------ Raw data ------

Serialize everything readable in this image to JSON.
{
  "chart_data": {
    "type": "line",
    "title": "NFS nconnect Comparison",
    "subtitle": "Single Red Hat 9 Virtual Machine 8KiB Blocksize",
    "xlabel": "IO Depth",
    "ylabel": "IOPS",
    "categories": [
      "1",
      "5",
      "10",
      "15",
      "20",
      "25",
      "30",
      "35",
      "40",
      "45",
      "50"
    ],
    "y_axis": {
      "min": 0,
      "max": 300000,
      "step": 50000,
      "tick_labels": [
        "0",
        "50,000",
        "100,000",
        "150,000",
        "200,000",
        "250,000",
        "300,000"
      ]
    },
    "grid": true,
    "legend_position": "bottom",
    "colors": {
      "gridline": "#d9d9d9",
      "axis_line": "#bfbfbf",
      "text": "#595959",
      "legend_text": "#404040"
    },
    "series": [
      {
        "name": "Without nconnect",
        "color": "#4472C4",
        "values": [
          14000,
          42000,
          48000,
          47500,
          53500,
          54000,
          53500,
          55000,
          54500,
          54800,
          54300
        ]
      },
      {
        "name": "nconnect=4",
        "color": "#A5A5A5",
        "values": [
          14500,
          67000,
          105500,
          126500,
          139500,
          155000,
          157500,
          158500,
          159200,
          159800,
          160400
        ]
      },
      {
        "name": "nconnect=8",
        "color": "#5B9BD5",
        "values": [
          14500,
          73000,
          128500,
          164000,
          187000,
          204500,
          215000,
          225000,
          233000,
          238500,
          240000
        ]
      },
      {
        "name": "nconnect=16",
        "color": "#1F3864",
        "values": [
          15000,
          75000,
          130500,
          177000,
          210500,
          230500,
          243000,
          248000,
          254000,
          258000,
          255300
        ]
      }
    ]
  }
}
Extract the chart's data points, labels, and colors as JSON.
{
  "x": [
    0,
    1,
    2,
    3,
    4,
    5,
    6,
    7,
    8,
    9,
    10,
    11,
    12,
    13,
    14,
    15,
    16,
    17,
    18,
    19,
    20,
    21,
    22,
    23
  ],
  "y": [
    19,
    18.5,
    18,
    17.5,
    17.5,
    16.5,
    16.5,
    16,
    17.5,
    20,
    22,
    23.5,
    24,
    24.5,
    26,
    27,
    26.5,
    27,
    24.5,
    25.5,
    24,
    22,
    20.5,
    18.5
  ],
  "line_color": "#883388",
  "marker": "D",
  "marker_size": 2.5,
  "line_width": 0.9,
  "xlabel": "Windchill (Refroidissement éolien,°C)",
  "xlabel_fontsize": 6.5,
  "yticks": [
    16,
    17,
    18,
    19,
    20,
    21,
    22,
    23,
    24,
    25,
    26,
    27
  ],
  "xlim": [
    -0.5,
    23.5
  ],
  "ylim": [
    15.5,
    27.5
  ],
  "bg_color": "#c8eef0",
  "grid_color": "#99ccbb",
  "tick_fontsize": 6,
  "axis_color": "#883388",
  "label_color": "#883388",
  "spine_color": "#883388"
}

------

Which lines hold the word "name"? Show each one.

        "name": "Without nconnect",
        "name": "nconnect=4",
        "name": "nconnect=8",
        "name": "nconnect=16",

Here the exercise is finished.